* EXERCISE *
Extract all lines that hold the string "name".

* GIVEN RECORDS *
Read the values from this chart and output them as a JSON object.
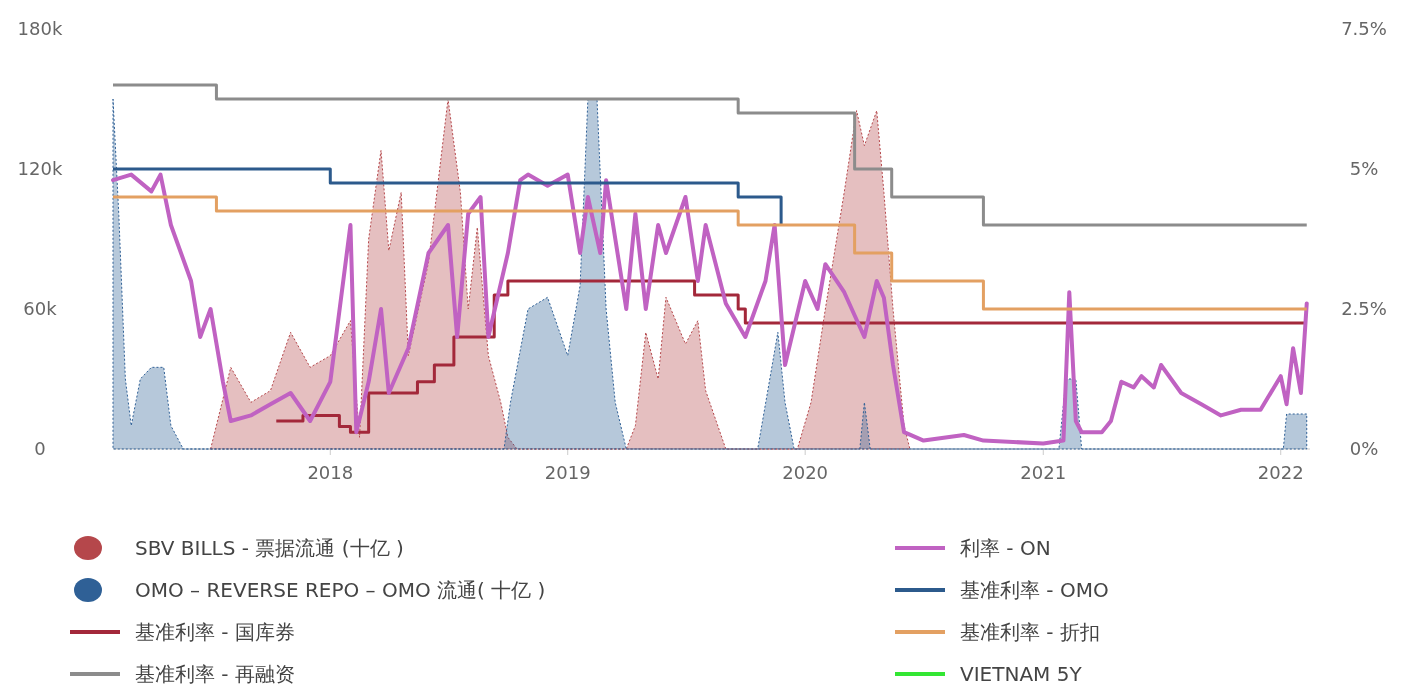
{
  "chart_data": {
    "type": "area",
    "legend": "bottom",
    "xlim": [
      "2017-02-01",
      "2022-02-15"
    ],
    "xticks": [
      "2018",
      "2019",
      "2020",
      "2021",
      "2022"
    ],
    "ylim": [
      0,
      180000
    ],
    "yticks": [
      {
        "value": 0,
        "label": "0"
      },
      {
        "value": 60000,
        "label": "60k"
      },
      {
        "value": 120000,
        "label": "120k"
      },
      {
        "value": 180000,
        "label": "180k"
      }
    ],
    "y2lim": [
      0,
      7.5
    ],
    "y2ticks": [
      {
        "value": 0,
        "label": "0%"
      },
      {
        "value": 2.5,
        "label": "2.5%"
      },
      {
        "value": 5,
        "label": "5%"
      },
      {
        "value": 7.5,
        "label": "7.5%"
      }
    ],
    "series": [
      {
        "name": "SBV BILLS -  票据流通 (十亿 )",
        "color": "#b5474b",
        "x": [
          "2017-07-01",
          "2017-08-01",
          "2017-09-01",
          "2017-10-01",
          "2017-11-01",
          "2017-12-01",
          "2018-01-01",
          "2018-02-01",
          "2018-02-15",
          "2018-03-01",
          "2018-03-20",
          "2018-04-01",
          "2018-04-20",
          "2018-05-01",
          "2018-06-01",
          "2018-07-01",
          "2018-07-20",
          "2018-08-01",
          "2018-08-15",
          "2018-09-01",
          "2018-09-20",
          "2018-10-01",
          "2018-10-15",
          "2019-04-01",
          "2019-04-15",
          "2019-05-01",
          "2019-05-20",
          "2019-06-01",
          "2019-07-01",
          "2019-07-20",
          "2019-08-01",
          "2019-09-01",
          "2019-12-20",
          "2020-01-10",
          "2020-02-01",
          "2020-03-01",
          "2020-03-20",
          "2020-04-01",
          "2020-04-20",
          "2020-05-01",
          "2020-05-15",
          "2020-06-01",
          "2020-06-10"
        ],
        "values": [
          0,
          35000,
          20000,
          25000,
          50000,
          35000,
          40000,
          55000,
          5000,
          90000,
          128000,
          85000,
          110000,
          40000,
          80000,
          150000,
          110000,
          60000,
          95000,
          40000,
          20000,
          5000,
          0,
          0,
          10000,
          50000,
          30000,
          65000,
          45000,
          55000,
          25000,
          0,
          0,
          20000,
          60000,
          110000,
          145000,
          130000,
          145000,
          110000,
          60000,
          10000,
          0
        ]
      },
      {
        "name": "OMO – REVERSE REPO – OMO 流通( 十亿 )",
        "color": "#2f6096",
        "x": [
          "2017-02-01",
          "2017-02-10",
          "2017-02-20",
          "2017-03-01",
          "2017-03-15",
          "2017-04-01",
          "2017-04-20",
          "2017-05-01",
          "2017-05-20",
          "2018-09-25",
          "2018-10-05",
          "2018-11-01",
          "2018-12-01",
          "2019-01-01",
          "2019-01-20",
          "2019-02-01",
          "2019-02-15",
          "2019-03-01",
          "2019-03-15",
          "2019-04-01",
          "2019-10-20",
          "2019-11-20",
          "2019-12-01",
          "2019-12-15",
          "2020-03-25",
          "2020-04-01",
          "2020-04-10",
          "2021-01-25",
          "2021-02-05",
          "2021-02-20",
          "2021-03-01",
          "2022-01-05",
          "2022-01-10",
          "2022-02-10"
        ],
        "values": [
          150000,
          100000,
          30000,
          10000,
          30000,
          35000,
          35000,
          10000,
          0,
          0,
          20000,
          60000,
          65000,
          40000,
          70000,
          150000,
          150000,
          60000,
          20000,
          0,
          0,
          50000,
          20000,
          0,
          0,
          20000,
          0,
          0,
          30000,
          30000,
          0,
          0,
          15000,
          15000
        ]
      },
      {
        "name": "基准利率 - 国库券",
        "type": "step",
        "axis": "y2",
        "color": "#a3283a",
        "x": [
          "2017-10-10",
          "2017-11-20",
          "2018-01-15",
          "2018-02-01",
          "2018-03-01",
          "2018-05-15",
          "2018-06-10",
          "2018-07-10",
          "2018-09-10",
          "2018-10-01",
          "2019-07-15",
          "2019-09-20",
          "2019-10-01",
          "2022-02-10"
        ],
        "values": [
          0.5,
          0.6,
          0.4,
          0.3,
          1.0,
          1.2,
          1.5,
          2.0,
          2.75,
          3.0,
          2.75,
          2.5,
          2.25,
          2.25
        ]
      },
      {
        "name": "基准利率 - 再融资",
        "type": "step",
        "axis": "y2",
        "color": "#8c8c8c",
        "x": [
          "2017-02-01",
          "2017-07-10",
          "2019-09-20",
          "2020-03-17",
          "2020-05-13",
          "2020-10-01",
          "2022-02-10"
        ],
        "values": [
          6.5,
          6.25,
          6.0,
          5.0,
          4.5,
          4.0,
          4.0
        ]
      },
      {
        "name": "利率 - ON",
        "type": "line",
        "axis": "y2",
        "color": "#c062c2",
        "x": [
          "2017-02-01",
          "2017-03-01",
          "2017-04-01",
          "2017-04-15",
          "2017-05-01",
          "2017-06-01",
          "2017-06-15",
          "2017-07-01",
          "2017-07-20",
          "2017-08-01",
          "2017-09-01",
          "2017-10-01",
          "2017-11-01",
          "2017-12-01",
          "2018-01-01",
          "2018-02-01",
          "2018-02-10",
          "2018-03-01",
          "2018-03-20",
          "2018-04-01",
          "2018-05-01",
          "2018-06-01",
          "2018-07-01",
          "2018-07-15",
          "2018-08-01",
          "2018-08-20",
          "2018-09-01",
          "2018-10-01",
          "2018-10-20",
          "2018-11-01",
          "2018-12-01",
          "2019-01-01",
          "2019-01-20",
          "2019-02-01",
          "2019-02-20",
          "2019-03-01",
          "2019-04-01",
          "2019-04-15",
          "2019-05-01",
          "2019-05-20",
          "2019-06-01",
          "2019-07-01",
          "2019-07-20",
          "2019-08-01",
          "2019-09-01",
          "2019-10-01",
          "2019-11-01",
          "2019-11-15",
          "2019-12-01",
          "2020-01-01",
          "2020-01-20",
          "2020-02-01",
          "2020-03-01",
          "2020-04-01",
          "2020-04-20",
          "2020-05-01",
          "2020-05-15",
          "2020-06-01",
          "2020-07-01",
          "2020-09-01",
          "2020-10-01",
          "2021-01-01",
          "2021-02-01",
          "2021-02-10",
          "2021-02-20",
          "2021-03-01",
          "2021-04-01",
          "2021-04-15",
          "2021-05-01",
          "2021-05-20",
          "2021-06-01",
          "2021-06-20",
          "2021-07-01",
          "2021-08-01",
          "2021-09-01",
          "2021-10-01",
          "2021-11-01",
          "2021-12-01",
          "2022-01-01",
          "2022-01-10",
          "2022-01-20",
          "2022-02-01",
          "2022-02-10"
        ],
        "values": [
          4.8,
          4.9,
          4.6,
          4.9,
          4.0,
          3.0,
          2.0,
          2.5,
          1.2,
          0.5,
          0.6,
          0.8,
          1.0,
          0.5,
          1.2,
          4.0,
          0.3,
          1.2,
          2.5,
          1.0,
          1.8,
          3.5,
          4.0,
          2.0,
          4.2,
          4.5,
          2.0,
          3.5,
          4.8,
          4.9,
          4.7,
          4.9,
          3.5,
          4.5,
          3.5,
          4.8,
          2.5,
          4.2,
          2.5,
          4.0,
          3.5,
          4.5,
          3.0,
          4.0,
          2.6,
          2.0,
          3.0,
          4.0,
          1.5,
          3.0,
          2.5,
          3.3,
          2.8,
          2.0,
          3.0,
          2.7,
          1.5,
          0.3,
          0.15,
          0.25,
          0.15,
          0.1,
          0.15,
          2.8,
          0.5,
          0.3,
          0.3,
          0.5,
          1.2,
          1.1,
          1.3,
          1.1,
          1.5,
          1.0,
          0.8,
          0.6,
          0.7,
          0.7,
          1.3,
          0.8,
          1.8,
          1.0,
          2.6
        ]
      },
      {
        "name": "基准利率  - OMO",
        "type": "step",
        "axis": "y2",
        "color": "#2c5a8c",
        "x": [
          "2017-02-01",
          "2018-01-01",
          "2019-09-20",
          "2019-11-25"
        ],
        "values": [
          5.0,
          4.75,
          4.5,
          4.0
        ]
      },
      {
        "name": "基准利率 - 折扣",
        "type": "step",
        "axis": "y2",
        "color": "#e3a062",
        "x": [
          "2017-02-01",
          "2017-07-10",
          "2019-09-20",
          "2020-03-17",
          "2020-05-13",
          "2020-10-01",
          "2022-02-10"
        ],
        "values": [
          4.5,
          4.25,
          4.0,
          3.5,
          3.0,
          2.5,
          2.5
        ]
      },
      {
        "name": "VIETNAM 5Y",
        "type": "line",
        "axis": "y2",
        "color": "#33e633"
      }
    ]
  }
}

* RESULT *
        "name": "SBV BILLS -  票据流通 (十亿 )",
        "name": "OMO – REVERSE REPO – OMO 流通( 十亿 )",
        "name": "基准利率 - 国库券",
        "name": "基准利率 - 再融资",
        "name": "利率 - ON",
        "name": "基准利率  - OMO",
        "name": "基准利率 - 折扣",
        "name": "VIETNAM 5Y",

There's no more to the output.